(Figure content listings)
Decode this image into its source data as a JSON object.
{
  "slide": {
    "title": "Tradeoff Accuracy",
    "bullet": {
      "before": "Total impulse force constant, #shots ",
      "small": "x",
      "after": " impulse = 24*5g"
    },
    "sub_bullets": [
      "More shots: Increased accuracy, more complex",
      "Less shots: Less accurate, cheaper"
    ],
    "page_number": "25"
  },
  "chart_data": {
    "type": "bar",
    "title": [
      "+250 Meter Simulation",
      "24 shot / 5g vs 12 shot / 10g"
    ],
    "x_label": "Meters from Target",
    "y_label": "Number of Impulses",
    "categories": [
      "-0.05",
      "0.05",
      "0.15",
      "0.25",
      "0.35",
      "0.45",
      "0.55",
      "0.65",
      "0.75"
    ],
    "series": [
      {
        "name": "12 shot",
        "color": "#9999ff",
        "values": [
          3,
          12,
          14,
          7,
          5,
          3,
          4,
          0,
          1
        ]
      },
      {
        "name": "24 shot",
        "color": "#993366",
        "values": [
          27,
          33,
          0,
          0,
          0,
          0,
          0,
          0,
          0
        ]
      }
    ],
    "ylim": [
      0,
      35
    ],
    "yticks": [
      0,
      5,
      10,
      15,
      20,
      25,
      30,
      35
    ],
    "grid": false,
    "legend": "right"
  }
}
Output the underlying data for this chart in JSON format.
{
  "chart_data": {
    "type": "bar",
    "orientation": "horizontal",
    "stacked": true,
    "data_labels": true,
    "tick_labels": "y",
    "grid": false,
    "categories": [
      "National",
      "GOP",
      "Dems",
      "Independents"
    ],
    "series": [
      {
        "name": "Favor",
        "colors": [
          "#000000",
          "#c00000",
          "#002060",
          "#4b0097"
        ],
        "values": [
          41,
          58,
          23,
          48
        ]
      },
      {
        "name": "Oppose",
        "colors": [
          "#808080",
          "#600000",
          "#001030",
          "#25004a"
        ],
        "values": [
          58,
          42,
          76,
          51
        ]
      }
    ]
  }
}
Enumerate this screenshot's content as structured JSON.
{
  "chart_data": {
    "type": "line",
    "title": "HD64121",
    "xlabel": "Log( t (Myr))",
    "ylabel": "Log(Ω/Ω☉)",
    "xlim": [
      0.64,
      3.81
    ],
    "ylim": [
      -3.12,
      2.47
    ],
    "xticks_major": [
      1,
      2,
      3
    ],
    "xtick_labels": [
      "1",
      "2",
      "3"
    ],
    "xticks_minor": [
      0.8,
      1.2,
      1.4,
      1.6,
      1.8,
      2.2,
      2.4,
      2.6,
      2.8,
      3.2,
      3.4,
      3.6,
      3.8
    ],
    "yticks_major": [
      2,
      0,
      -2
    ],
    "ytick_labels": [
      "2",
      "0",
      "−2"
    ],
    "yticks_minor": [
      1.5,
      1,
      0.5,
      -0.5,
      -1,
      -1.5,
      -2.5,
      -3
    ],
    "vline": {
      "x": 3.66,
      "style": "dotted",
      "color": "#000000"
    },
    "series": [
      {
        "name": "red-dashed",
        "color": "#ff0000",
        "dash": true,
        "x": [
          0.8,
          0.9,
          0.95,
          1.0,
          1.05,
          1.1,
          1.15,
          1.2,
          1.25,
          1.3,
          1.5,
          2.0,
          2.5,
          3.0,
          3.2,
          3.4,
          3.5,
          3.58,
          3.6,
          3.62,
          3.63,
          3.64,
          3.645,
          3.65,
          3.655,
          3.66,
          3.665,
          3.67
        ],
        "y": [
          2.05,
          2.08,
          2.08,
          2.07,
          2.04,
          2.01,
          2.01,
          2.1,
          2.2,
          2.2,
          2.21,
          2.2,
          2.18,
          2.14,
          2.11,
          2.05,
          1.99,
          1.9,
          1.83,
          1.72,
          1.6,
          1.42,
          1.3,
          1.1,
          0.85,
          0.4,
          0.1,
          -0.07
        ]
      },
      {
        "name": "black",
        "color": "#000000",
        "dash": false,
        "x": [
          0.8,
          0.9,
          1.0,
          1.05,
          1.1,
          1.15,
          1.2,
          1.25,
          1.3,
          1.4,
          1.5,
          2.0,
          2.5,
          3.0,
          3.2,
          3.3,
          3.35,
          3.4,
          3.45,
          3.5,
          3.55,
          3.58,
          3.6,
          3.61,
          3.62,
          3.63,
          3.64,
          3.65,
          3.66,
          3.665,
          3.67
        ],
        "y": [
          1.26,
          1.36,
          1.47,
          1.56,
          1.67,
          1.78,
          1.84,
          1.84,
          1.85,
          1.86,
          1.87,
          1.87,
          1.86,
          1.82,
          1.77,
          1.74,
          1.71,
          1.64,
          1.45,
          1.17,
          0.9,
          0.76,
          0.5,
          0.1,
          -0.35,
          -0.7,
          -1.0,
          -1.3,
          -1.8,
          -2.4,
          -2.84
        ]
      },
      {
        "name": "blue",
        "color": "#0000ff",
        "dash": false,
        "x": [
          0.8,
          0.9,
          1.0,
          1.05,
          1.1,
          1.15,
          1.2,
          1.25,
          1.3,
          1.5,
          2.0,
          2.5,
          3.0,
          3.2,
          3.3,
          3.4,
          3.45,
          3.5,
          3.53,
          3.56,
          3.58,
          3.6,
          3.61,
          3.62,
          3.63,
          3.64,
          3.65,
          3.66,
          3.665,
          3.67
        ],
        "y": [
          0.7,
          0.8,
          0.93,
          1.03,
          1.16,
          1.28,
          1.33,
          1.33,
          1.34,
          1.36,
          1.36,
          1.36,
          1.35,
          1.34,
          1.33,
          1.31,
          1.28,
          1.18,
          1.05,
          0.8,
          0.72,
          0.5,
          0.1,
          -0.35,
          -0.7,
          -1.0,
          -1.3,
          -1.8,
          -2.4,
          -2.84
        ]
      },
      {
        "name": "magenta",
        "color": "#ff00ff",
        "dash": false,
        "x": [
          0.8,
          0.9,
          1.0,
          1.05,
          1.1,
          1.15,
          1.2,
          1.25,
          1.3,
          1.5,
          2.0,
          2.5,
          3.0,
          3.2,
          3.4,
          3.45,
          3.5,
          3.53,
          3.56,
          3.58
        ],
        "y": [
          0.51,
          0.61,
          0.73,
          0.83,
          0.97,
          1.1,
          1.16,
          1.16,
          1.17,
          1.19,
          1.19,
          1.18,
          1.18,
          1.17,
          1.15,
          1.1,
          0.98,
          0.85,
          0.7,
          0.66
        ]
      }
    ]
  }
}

#### THE TASK:
List every line above that holds the word "title".

#### ANSWER FOR THIS EXERCISE:
    "title": "Tradeoff Accuracy",
    "title": [
    "title": "HD64121",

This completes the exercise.